### [WHAT YOU NEED TO DO]
Search the data for the word "Fully" and copy every line where it occurs.

### [THE INPUT]

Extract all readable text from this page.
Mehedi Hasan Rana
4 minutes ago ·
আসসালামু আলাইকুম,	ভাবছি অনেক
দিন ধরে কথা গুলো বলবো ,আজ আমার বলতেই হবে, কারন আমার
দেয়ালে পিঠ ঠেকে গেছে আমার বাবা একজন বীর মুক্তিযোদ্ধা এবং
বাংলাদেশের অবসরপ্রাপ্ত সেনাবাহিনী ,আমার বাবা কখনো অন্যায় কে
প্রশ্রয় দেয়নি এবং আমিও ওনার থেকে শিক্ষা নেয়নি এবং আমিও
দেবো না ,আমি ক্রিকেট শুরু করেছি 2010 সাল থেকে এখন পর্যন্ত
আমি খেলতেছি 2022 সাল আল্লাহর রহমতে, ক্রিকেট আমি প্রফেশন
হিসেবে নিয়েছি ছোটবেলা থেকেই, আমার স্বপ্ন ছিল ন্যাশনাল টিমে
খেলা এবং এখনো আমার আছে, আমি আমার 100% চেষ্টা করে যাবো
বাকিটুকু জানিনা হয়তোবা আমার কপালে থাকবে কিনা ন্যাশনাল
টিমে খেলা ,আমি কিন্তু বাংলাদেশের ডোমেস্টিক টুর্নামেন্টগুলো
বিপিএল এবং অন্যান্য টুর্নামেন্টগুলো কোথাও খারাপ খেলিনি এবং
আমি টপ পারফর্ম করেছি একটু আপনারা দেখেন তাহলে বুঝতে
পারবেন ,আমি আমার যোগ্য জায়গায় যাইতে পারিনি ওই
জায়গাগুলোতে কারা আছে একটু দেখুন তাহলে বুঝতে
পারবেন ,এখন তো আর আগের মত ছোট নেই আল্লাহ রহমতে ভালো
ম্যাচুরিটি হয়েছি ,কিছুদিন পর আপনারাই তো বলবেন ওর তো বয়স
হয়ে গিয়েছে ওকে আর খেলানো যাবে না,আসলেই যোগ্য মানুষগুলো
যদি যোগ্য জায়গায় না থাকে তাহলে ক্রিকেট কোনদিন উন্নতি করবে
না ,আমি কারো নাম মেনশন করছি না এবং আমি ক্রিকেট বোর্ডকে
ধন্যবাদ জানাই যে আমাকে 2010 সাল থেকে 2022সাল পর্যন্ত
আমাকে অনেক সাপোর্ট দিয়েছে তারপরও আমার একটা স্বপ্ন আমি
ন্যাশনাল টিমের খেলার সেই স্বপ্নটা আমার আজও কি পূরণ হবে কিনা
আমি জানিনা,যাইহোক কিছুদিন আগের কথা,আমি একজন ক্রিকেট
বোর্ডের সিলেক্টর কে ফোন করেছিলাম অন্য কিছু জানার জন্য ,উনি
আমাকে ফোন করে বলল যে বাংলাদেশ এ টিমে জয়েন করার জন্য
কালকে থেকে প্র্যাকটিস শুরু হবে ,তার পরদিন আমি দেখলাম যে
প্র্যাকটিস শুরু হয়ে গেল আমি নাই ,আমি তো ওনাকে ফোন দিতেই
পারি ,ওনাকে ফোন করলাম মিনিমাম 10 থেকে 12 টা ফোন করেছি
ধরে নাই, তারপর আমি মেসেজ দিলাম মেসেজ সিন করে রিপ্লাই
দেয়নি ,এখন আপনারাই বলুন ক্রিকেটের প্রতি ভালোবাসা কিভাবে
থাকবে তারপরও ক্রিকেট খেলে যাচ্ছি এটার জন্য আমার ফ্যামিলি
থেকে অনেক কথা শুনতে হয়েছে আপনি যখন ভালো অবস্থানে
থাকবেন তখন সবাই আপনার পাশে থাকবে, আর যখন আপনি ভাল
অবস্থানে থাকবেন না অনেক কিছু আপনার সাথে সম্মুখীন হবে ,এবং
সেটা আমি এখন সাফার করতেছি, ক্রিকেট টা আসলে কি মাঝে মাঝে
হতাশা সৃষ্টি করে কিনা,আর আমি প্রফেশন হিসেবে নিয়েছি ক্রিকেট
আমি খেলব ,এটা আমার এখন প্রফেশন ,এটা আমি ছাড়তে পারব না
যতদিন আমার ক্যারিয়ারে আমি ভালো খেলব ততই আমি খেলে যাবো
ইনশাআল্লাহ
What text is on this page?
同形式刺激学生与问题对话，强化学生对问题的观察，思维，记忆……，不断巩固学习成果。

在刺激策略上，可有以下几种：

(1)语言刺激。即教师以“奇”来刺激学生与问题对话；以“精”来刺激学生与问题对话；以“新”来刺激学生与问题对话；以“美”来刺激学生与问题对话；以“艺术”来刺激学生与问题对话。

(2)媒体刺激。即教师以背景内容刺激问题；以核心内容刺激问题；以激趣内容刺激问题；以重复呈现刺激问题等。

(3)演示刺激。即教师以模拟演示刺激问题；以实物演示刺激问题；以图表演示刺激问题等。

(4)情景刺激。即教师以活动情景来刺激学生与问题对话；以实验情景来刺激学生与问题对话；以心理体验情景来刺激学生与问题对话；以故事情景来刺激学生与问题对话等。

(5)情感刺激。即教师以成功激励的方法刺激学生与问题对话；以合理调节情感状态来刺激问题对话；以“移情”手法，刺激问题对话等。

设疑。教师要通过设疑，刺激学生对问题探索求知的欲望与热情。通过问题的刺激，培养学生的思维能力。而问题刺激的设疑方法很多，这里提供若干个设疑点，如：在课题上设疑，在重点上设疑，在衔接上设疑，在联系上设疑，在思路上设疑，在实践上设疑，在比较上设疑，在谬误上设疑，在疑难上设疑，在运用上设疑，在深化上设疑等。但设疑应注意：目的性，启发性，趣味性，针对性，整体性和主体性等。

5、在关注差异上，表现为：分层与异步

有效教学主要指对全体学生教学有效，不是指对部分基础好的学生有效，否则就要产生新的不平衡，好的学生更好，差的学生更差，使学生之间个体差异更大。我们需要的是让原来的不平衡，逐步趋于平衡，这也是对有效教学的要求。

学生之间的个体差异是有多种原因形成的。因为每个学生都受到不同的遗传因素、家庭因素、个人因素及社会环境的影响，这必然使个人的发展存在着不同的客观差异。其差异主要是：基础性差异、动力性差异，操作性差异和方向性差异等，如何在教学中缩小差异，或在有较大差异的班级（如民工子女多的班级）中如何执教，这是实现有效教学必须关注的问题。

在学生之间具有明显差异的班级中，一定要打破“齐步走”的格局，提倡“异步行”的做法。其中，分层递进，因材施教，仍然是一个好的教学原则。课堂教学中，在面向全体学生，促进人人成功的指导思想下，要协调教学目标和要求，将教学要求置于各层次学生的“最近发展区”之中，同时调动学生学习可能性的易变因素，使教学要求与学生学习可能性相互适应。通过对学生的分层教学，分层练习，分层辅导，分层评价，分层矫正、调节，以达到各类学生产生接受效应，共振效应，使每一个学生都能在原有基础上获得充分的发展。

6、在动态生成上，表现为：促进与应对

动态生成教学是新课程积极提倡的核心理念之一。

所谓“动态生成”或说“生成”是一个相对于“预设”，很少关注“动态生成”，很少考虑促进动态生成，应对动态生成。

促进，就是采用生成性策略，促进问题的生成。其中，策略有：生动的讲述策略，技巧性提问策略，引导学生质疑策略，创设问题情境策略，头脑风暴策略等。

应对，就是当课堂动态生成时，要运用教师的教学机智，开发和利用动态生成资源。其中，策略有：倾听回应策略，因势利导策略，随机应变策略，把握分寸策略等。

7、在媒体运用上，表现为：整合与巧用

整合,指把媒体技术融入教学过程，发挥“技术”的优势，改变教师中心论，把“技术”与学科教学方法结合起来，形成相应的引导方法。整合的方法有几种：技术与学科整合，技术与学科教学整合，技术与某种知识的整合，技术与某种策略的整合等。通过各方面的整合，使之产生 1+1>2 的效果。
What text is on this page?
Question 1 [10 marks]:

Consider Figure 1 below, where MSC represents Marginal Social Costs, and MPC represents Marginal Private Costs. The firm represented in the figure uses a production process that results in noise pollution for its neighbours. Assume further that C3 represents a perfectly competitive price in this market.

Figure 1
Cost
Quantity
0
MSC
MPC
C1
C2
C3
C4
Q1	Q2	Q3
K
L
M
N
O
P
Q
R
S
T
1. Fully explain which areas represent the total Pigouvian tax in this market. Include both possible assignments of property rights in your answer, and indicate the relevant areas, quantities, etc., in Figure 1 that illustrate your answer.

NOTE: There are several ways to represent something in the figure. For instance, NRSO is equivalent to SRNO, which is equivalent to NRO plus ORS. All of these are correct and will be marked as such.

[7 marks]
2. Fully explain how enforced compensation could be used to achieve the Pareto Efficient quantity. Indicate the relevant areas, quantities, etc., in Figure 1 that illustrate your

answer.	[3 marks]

### [PROBLEM SOLUTION]
1. Fully explain which areas represent the total Pigouvian tax in this market. Include both possible assignments of property rights in your answer, and indicate the relevant areas, quantities, etc., in Figure 1 that illustrate your answer.
2. Fully explain how enforced compensation could be used to achieve the Pareto Efficient quantity. Indicate the relevant areas, quantities, etc., in Figure 1 that illustrate your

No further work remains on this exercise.